---------- Material provided
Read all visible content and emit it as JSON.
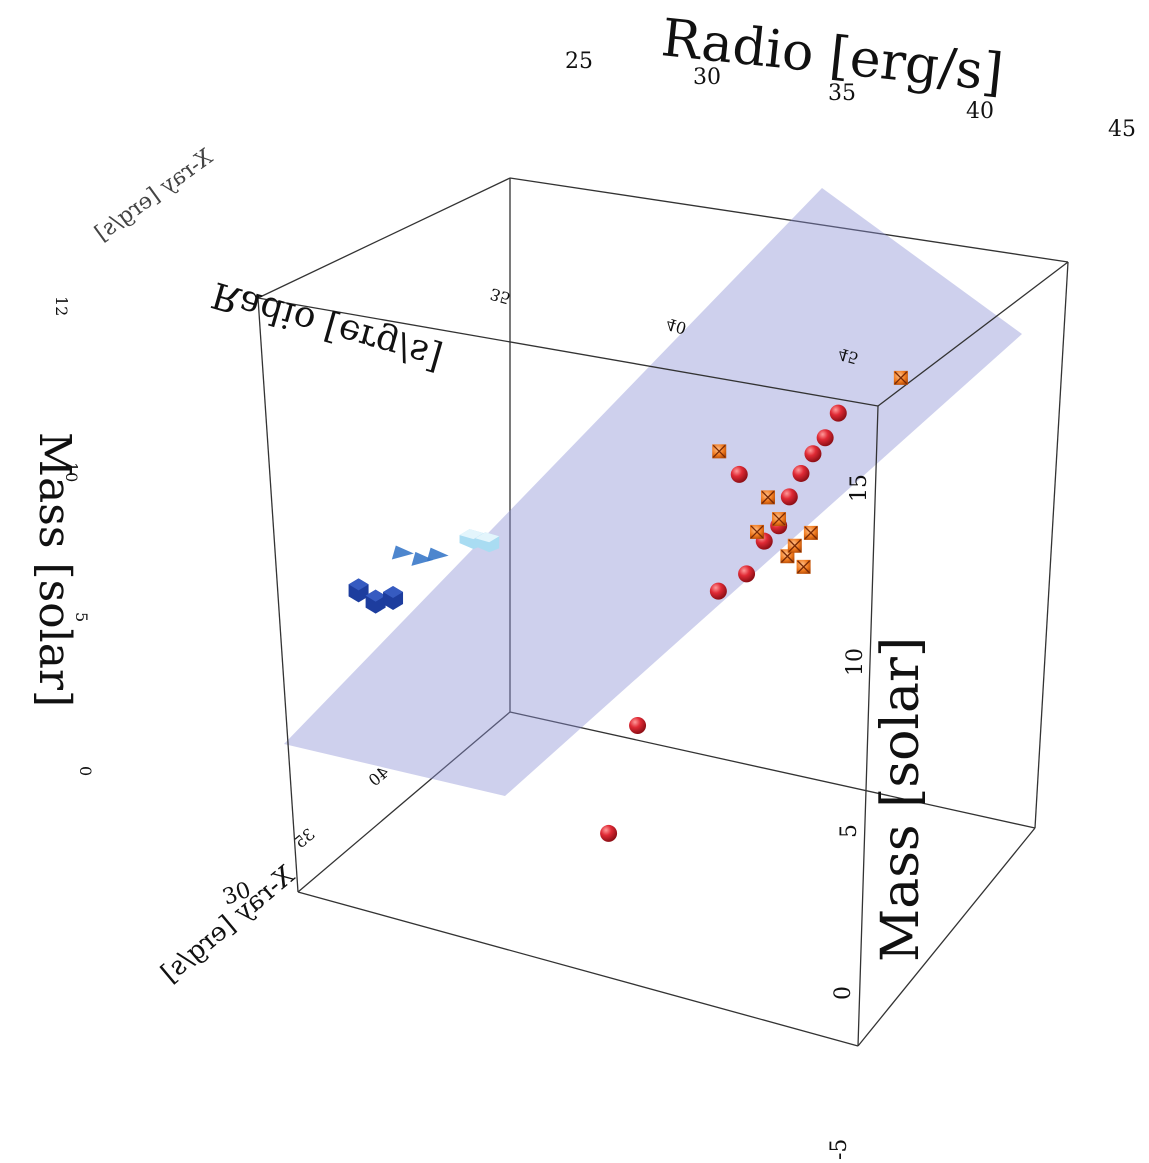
{
  "chart_data": {
    "type": "scatter",
    "dimensions": 3,
    "axes": {
      "radio": {
        "label": "Radio [erg/s]",
        "ticks": [
          "25",
          "30",
          "35",
          "40",
          "45"
        ],
        "ticks_reversed": [
          "35",
          "40",
          "45"
        ]
      },
      "xray": {
        "label": "X-ray [erg/s]",
        "ticks": [
          "30",
          "35",
          "40"
        ]
      },
      "mass": {
        "label": "Mass [solar]",
        "ticks": [
          "0",
          "5",
          "10",
          "15"
        ],
        "ticks_outer": [
          "-5"
        ],
        "ticks_reversed": [
          "0",
          "5",
          "10",
          "12"
        ]
      }
    },
    "fit_plane": {
      "shown": true,
      "color": "#8a8fd3",
      "opacity": 0.42
    },
    "series": [
      {
        "marker": "sphere",
        "color": "#d81e2c",
        "points": [
          {
            "radio": 37.2,
            "xray": 33.1,
            "mass": 2.6
          },
          {
            "radio": 38.1,
            "xray": 34.2,
            "mass": 5.3
          },
          {
            "radio": 41.1,
            "xray": 35.8,
            "mass": 8.9
          },
          {
            "radio": 42.3,
            "xray": 36.0,
            "mass": 9.5
          },
          {
            "radio": 43.0,
            "xray": 36.3,
            "mass": 10.4
          },
          {
            "radio": 43.5,
            "xray": 36.6,
            "mass": 10.8
          },
          {
            "radio": 43.8,
            "xray": 37.0,
            "mass": 11.5
          },
          {
            "radio": 44.2,
            "xray": 37.3,
            "mass": 12.1
          },
          {
            "radio": 44.6,
            "xray": 37.6,
            "mass": 12.6
          },
          {
            "radio": 45.0,
            "xray": 37.9,
            "mass": 13.0
          },
          {
            "radio": 45.4,
            "xray": 38.3,
            "mass": 13.6
          },
          {
            "radio": 42.0,
            "xray": 36.4,
            "mass": 12.0
          }
        ]
      },
      {
        "marker": "star",
        "color": "#f07a1e",
        "points": [
          {
            "radio": 41.5,
            "xray": 35.9,
            "mass": 12.7
          },
          {
            "radio": 42.7,
            "xray": 36.3,
            "mass": 10.6
          },
          {
            "radio": 43.1,
            "xray": 36.6,
            "mass": 11.5
          },
          {
            "radio": 43.4,
            "xray": 36.8,
            "mass": 10.9
          },
          {
            "radio": 43.6,
            "xray": 36.9,
            "mass": 9.9
          },
          {
            "radio": 43.9,
            "xray": 37.0,
            "mass": 10.2
          },
          {
            "radio": 44.1,
            "xray": 37.2,
            "mass": 9.6
          },
          {
            "radio": 44.4,
            "xray": 37.4,
            "mass": 10.5
          },
          {
            "radio": 47.2,
            "xray": 40.0,
            "mass": 14.3
          }
        ]
      },
      {
        "marker": "cube",
        "color": "#1d3d9e",
        "points": [
          {
            "radio": 28.0,
            "xray": 31.0,
            "mass": 8.3
          },
          {
            "radio": 28.4,
            "xray": 31.5,
            "mass": 7.9
          },
          {
            "radio": 29.0,
            "xray": 31.8,
            "mass": 8.0
          }
        ]
      },
      {
        "marker": "cone",
        "color": "#3a79c9",
        "points": [
          {
            "radio": 29.4,
            "xray": 32.0,
            "mass": 9.2
          },
          {
            "radio": 30.0,
            "xray": 32.4,
            "mass": 9.0
          },
          {
            "radio": 30.5,
            "xray": 32.7,
            "mass": 9.1
          }
        ]
      },
      {
        "marker": "box",
        "color": "#a9dcf2",
        "points": [
          {
            "radio": 31.8,
            "xray": 33.2,
            "mass": 9.6
          },
          {
            "radio": 32.3,
            "xray": 33.5,
            "mass": 9.5
          }
        ]
      }
    ]
  },
  "render": {
    "colors": {
      "edge": "#333333",
      "plane": "#8a8fd3",
      "sphere": "#d81e2c",
      "star": "#f07a1e",
      "cube": "#1d3d9e",
      "cone": "#3a79c9",
      "box": "#a9dcf2"
    }
  }
}
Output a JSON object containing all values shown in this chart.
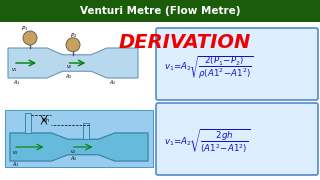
{
  "title_bar_text": "Venturi Metre (Flow Metre)",
  "title_bar_bg": "#1a5c0a",
  "title_bar_fg": "#ffffff",
  "derivation_text": "DERIVATION",
  "derivation_color": "#ee0000",
  "bg_color": "#ffffff",
  "formula_color": "#1111cc",
  "formula_box_bg": "#ddeeff",
  "formula_box_edge": "#5588cc",
  "pipe_color": "#b8d8ee",
  "pipe_edge": "#6699bb",
  "gauge_color": "#c8a060",
  "fluid_color": "#66bbdd",
  "fluid_bg": "#99ccee"
}
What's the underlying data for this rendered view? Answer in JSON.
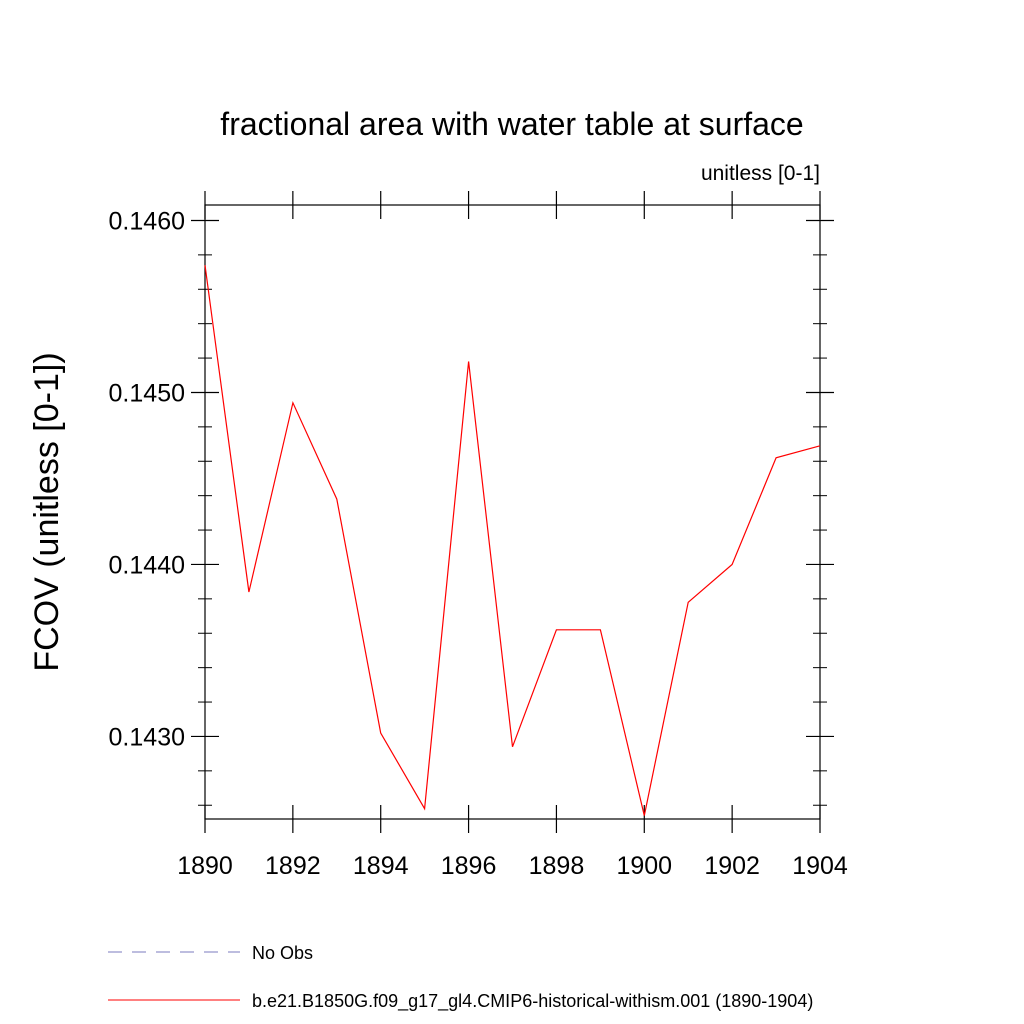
{
  "chart_data": {
    "type": "line",
    "title": "fractional area with water table at surface",
    "units": "unitless [0-1]",
    "ylabel": "FCOV  (unitless [0-1])",
    "xlabel": "",
    "xlim": [
      1890,
      1904
    ],
    "ylim": [
      0.14252,
      0.14609
    ],
    "x_ticks": [
      1890,
      1892,
      1894,
      1896,
      1898,
      1900,
      1902,
      1904
    ],
    "x_tick_labels": [
      "1890",
      "1892",
      "1894",
      "1896",
      "1898",
      "1900",
      "1902",
      "1904"
    ],
    "y_ticks": [
      0.143,
      0.144,
      0.145,
      0.146
    ],
    "y_tick_labels": [
      "0.1430",
      "0.1440",
      "0.1450",
      "0.1460"
    ],
    "y_minor_step": 0.0002,
    "grid": false,
    "legend_position": "bottom-left",
    "series": [
      {
        "name": "b.e21.B1850G.f09_g17_gl4.CMIP6-historical-withism.001 (1890-1904)",
        "color": "#ff0000",
        "dash": "solid",
        "x": [
          1890,
          1891,
          1892,
          1893,
          1894,
          1895,
          1896,
          1897,
          1898,
          1899,
          1900,
          1901,
          1902,
          1903,
          1904
        ],
        "y": [
          0.14574,
          0.14384,
          0.14494,
          0.14438,
          0.14302,
          0.14258,
          0.14518,
          0.14294,
          0.14362,
          0.14362,
          0.14254,
          0.14378,
          0.144,
          0.14462,
          0.14469
        ]
      }
    ],
    "legend_entries": [
      {
        "label": "No Obs",
        "color": "#7b7bbf",
        "dash": "dashed"
      },
      {
        "label": "b.e21.B1850G.f09_g17_gl4.CMIP6-historical-withism.001 (1890-1904)",
        "color": "#ff0000",
        "dash": "solid"
      }
    ]
  }
}
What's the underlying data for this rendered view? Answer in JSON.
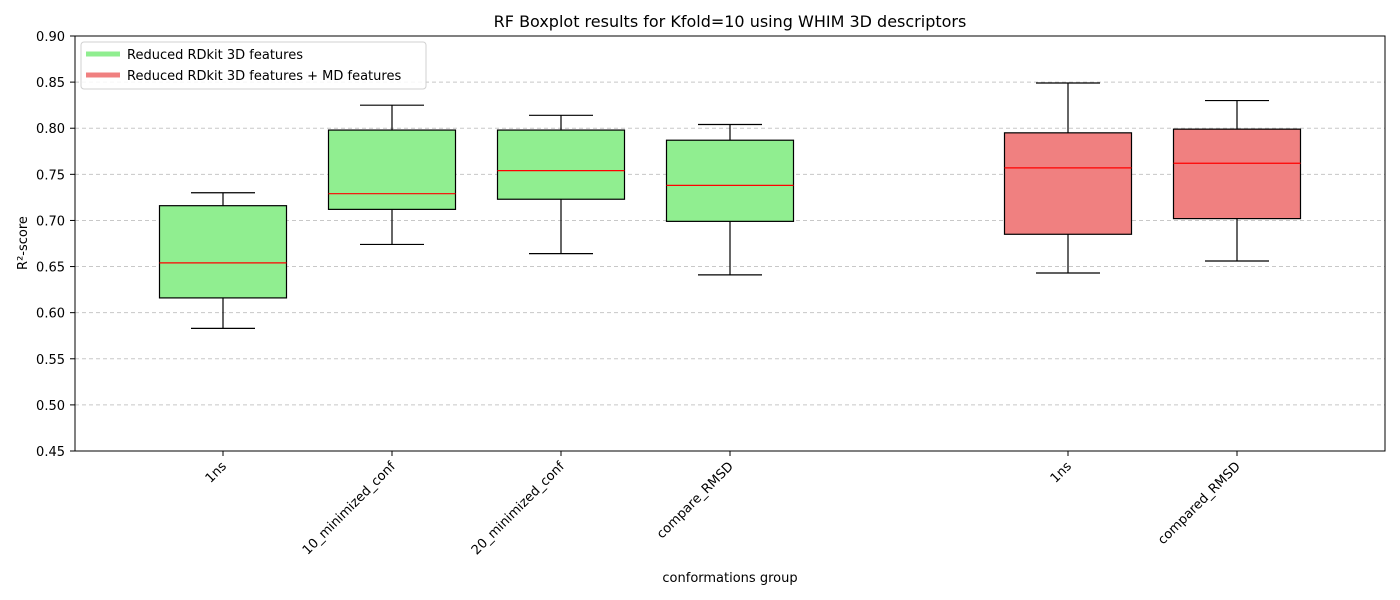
{
  "chart_data": {
    "type": "box",
    "title": "RF Boxplot results for Kfold=10 using WHIM 3D descriptors",
    "xlabel": "conformations group",
    "ylabel": "R²-score",
    "ylim": [
      0.45,
      0.9
    ],
    "yticks": [
      "0.45",
      "0.50",
      "0.55",
      "0.60",
      "0.65",
      "0.70",
      "0.75",
      "0.80",
      "0.85",
      "0.90"
    ],
    "grid": "y-dashed",
    "legend_position": "top-left",
    "colors": {
      "green": "#90ee90",
      "red": "#f08080",
      "median": "#ff0000",
      "grid": "#c8c8c8"
    },
    "series": [
      {
        "name": "Reduced RDkit 3D features",
        "color": "#90ee90",
        "boxes": [
          {
            "label": "1ns",
            "min": 0.583,
            "q1": 0.616,
            "median": 0.654,
            "q3": 0.716,
            "max": 0.73
          },
          {
            "label": "10_minimized_conf",
            "min": 0.674,
            "q1": 0.712,
            "median": 0.729,
            "q3": 0.798,
            "max": 0.825
          },
          {
            "label": "20_minimized_conf",
            "min": 0.664,
            "q1": 0.723,
            "median": 0.754,
            "q3": 0.798,
            "max": 0.814
          },
          {
            "label": "compare_RMSD",
            "min": 0.641,
            "q1": 0.699,
            "median": 0.738,
            "q3": 0.787,
            "max": 0.804
          }
        ]
      },
      {
        "name": "Reduced RDkit 3D features + MD features",
        "color": "#f08080",
        "boxes": [
          {
            "label": "1ns",
            "min": 0.643,
            "q1": 0.685,
            "median": 0.757,
            "q3": 0.795,
            "max": 0.849
          },
          {
            "label": "compared_RMSD",
            "min": 0.656,
            "q1": 0.702,
            "median": 0.762,
            "q3": 0.799,
            "max": 0.83
          }
        ]
      }
    ]
  }
}
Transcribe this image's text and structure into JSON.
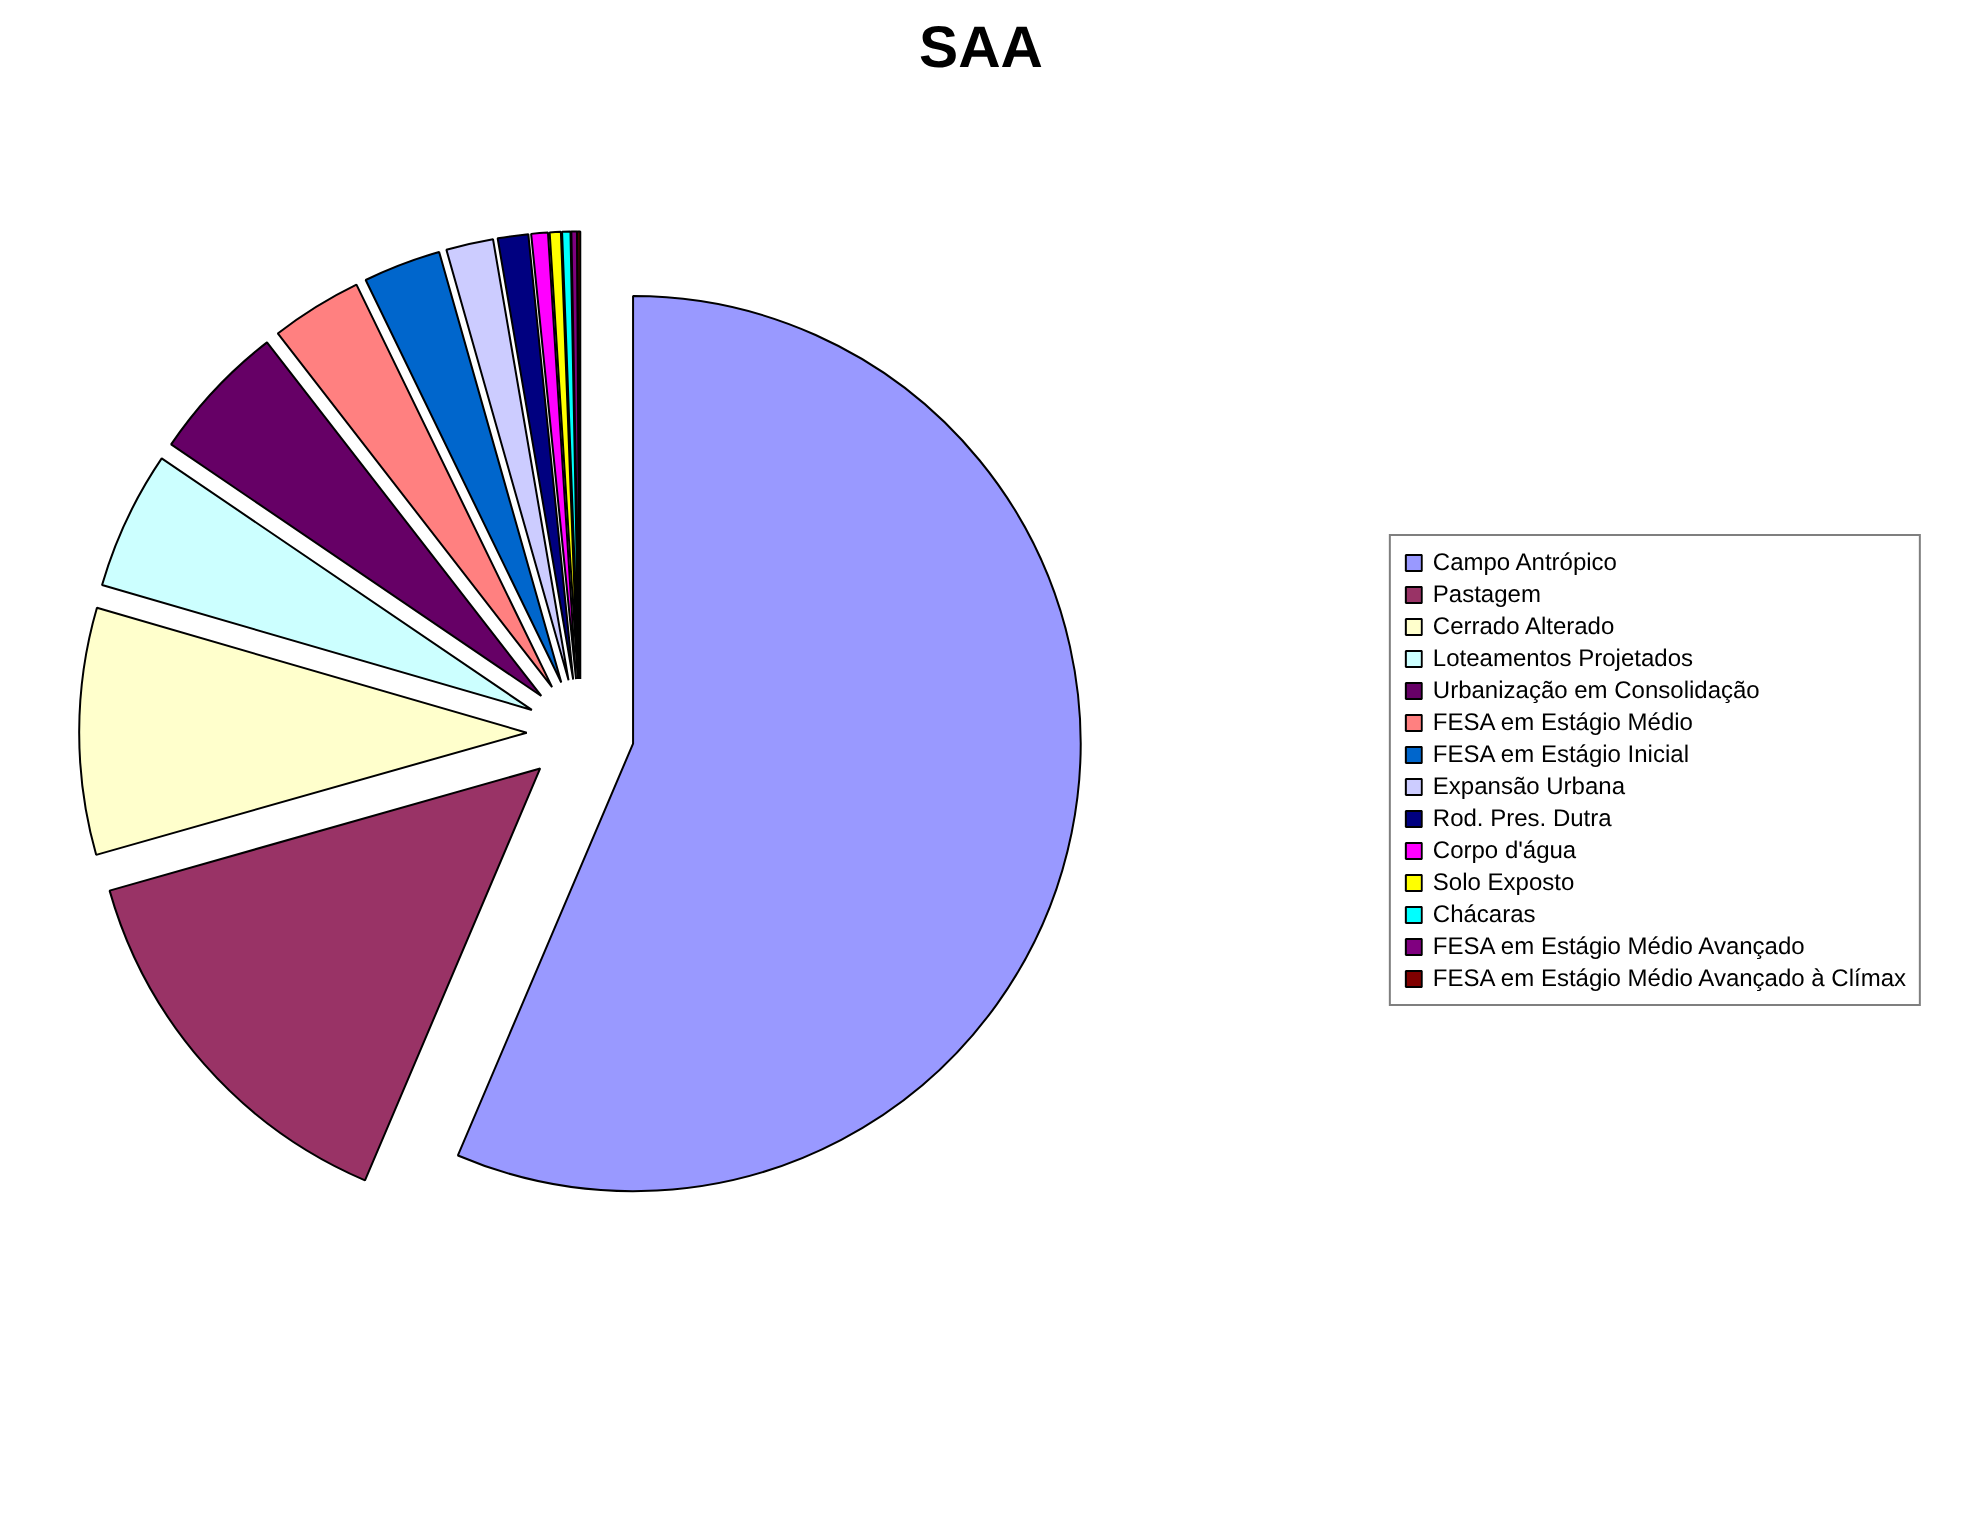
{
  "chart_data": {
    "type": "pie",
    "title": "SAA",
    "categories": [
      "Campo Antrópico",
      "Pastagem",
      "Cerrado Alterado",
      "Loteamentos Projetados",
      "Urbanização em Consolidação",
      "FESA em Estágio Médio",
      "FESA em Estágio Inicial",
      "Expansão Urbana",
      "Rod. Pres. Dutra",
      "Corpo d'água",
      "Solo Exposto",
      "Chácaras",
      "FESA em Estágio Médio Avançado",
      "FESA em Estágio Médio Avançado à Clímax"
    ],
    "values": [
      56.4,
      14.2,
      8.9,
      5.0,
      5.0,
      3.3,
      2.8,
      1.7,
      1.1,
      0.6,
      0.4,
      0.3,
      0.2,
      0.1
    ],
    "colors": [
      "#9999ff",
      "#993366",
      "#ffffcc",
      "#ccffff",
      "#660066",
      "#ff8080",
      "#0066cc",
      "#ccccff",
      "#000080",
      "#ff00ff",
      "#ffff00",
      "#00ffff",
      "#800080",
      "#800000"
    ],
    "legend": "right"
  }
}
--------------------
Exercise requirements |
Make an exact copy of only those lines that run from the line with "Transcribe this image's" through the end of the records, excluding pictures.

Task solution |
Transcribe this image's text and structure into JSON.
{
  "chart_data": {
    "type": "pie",
    "title": "SAA",
    "categories": [
      "Campo Antrópico",
      "Pastagem",
      "Cerrado Alterado",
      "Loteamentos Projetados",
      "Urbanização em Consolidação",
      "FESA em Estágio Médio",
      "FESA em Estágio Inicial",
      "Expansão Urbana",
      "Rod. Pres. Dutra",
      "Corpo d'água",
      "Solo Exposto",
      "Chácaras",
      "FESA em Estágio Médio Avançado",
      "FESA em Estágio Médio Avançado à Clímax"
    ],
    "values": [
      56.4,
      14.2,
      8.9,
      5.0,
      5.0,
      3.3,
      2.8,
      1.7,
      1.1,
      0.6,
      0.4,
      0.3,
      0.2,
      0.1
    ],
    "colors": [
      "#9999ff",
      "#993366",
      "#ffffcc",
      "#ccffff",
      "#660066",
      "#ff8080",
      "#0066cc",
      "#ccccff",
      "#000080",
      "#ff00ff",
      "#ffff00",
      "#00ffff",
      "#800080",
      "#800000"
    ],
    "legend": "right"
  }
}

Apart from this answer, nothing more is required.